*SHORT PROBLEM*
Locate the line that contains "Give me the". Reproduce it and all following lines up to the end of the material, exactly and with nothing added.
[begin PROVIDED RECORDS]
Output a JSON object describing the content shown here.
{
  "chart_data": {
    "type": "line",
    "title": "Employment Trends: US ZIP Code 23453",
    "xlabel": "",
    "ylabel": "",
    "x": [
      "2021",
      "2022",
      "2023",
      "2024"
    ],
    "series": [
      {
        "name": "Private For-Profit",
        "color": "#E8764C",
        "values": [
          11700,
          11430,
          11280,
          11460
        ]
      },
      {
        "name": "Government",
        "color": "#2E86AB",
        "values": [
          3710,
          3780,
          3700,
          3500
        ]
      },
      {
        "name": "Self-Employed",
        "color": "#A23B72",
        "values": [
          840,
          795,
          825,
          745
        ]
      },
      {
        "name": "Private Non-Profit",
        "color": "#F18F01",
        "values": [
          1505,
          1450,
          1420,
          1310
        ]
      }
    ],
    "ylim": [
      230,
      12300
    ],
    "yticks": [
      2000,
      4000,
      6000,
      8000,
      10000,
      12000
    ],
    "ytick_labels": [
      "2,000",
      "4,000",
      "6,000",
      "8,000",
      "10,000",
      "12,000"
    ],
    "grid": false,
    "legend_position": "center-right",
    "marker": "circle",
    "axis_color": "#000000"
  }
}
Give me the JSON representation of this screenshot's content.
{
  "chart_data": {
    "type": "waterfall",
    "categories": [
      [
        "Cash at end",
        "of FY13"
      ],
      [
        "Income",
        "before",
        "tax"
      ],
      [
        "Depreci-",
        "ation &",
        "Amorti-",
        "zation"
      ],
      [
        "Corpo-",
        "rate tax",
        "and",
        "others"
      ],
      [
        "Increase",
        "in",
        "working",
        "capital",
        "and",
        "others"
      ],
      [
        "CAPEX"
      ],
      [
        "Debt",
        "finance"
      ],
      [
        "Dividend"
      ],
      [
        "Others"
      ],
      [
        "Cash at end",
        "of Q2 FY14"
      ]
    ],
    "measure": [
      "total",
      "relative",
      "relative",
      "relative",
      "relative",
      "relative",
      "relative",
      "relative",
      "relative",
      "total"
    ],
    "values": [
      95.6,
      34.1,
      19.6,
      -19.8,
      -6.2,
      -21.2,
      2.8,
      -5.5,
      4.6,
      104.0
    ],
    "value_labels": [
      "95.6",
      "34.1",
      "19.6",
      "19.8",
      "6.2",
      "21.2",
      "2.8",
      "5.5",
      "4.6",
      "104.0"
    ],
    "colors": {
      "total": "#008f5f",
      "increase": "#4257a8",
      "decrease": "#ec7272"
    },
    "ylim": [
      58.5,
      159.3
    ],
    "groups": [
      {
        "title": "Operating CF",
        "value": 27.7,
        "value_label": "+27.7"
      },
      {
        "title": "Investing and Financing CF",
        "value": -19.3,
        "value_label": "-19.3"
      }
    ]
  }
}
[end PROVIDED RECORDS]
*WRITTEN SOLUTION*
Give me the JSON representation of this screenshot's content.
{
  "chart_data": {
    "type": "waterfall",
    "categories": [
      [
        "Cash at end",
        "of FY13"
      ],
      [
        "Income",
        "before",
        "tax"
      ],
      [
        "Depreci-",
        "ation &",
        "Amorti-",
        "zation"
      ],
      [
        "Corpo-",
        "rate tax",
        "and",
        "others"
      ],
      [
        "Increase",
        "in",
        "working",
        "capital",
        "and",
        "others"
      ],
      [
        "CAPEX"
      ],
      [
        "Debt",
        "finance"
      ],
      [
        "Dividend"
      ],
      [
        "Others"
      ],
      [
        "Cash at end",
        "of Q2 FY14"
      ]
    ],
    "measure": [
      "total",
      "relative",
      "relative",
      "relative",
      "relative",
      "relative",
      "relative",
      "relative",
      "relative",
      "total"
    ],
    "values": [
      95.6,
      34.1,
      19.6,
      -19.8,
      -6.2,
      -21.2,
      2.8,
      -5.5,
      4.6,
      104.0
    ],
    "value_labels": [
      "95.6",
      "34.1",
      "19.6",
      "19.8",
      "6.2",
      "21.2",
      "2.8",
      "5.5",
      "4.6",
      "104.0"
    ],
    "colors": {
      "total": "#008f5f",
      "increase": "#4257a8",
      "decrease": "#ec7272"
    },
    "ylim": [
      58.5,
      159.3
    ],
    "groups": [
      {
        "title": "Operating CF",
        "value": 27.7,
        "value_label": "+27.7"
      },
      {
        "title": "Investing and Financing CF",
        "value": -19.3,
        "value_label": "-19.3"
      }
    ]
  }
}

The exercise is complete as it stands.